## [STATED GOAL]
Check every line of the data below for the string "Angebote", and copy the ones that hold it.

^^^^^^^^^^^^^^^^

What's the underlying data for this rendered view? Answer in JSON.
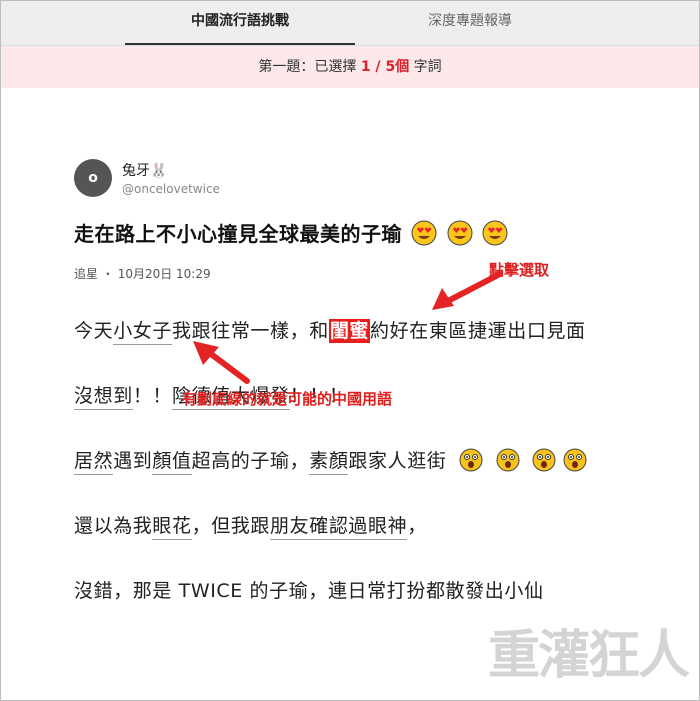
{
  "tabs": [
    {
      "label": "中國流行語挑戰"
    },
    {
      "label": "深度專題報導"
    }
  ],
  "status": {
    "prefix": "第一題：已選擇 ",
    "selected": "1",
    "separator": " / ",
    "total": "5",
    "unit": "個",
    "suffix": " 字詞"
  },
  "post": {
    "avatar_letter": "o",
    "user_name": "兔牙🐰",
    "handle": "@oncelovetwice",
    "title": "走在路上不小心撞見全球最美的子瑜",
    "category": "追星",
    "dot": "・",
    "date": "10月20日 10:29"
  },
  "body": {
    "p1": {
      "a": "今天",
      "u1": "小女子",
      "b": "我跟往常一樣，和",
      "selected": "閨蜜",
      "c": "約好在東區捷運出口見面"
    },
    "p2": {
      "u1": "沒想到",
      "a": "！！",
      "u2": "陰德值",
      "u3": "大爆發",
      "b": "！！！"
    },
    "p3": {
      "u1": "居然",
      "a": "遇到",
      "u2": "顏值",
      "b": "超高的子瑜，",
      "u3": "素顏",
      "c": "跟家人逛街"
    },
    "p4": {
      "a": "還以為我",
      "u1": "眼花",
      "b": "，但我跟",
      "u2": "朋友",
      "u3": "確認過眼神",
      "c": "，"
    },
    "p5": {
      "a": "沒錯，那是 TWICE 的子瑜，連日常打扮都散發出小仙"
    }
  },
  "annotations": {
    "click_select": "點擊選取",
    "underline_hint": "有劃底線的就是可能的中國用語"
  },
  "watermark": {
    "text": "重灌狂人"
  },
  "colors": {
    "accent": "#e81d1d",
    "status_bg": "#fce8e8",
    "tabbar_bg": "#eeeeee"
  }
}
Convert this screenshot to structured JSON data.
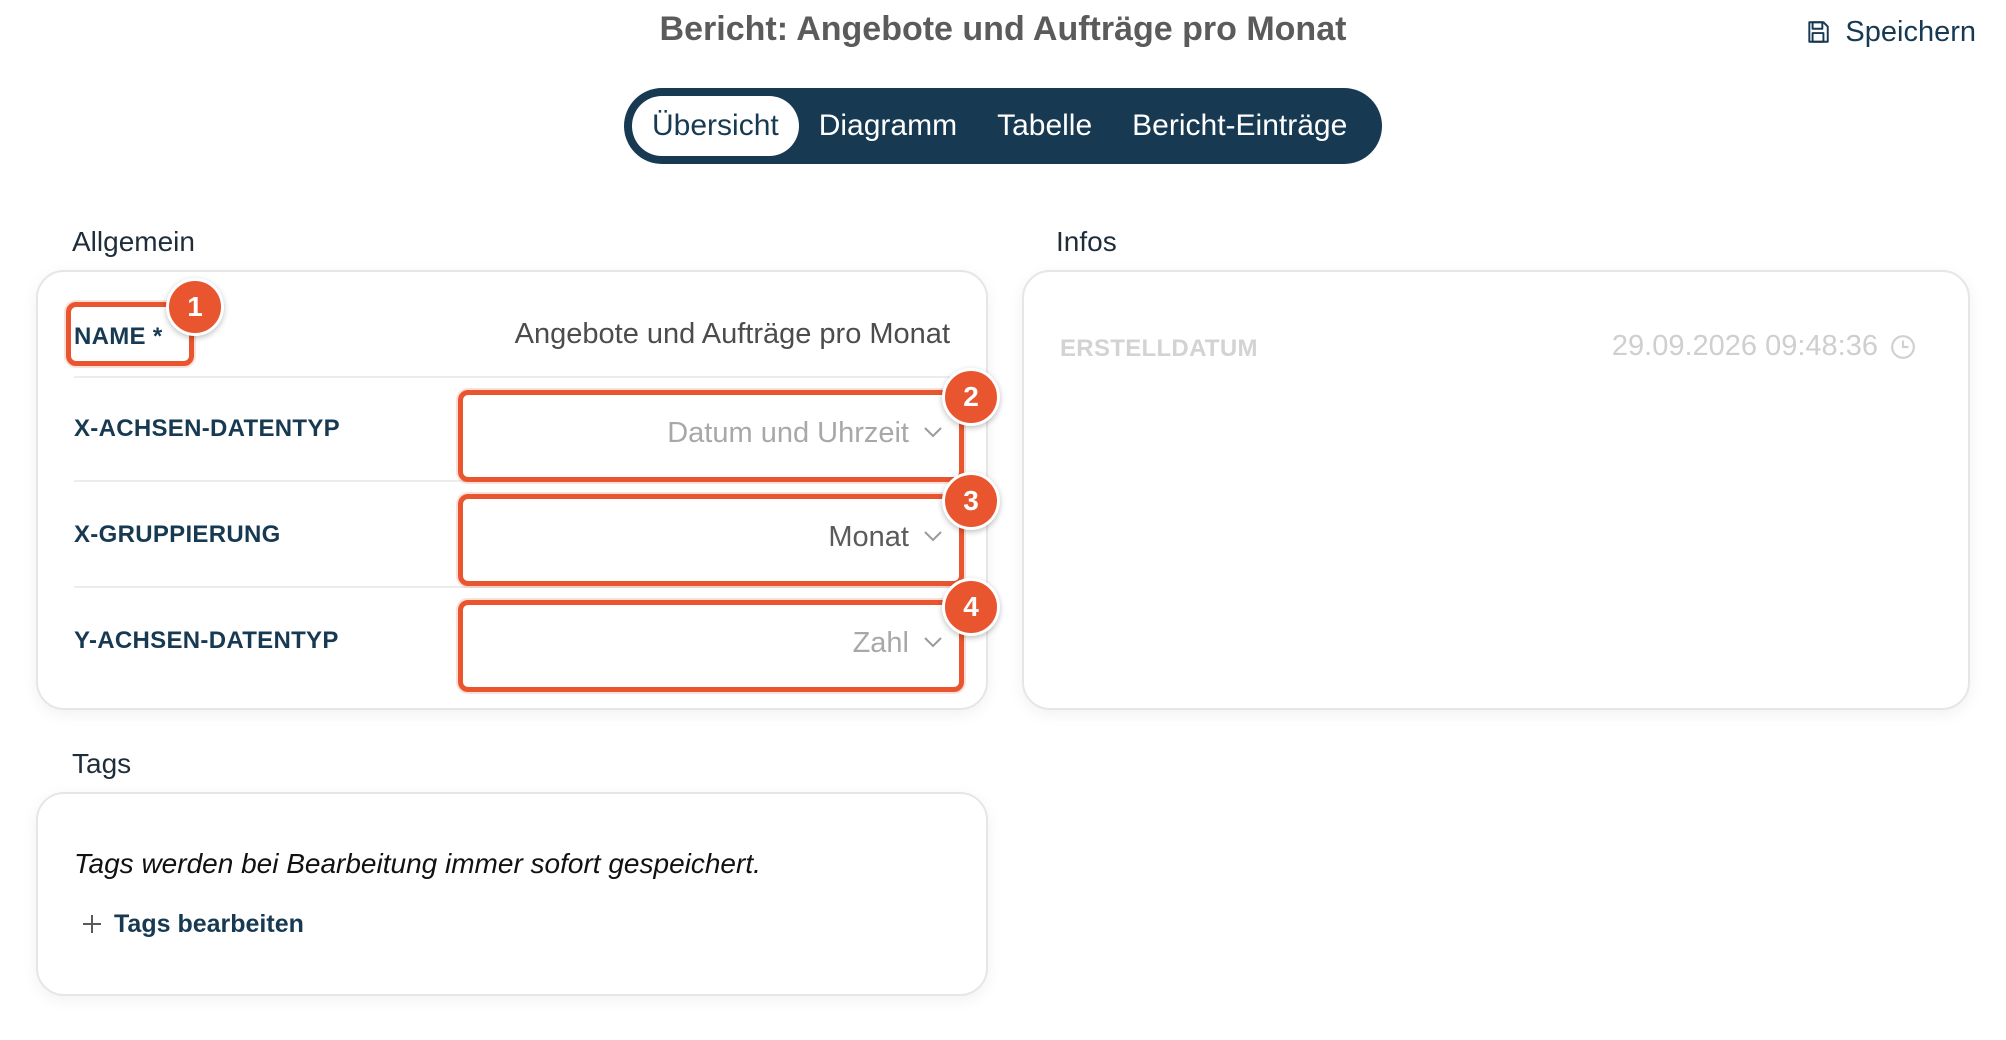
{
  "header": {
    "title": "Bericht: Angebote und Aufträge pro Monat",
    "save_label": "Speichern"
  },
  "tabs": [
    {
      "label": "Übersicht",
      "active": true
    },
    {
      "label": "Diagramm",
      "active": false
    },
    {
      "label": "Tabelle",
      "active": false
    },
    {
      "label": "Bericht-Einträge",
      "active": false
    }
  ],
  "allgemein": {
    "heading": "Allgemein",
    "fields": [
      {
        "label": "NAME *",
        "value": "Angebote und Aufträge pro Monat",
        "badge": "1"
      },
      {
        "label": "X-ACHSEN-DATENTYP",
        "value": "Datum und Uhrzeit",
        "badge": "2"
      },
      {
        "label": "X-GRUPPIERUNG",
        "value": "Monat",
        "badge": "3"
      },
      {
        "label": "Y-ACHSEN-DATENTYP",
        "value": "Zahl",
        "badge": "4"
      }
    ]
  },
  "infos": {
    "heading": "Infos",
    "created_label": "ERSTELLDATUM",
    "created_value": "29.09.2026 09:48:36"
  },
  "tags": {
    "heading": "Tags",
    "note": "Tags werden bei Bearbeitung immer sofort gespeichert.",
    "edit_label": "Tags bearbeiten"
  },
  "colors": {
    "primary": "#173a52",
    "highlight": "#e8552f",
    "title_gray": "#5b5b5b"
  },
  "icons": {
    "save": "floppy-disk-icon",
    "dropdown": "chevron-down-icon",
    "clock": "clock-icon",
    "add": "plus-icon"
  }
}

^^^^^^^^^^^^^^^^

## [WRITTEN RESPONSE]
    "title": "Bericht: Angebote und Aufträge pro Monat",
        "value": "Angebote und Aufträge pro Monat",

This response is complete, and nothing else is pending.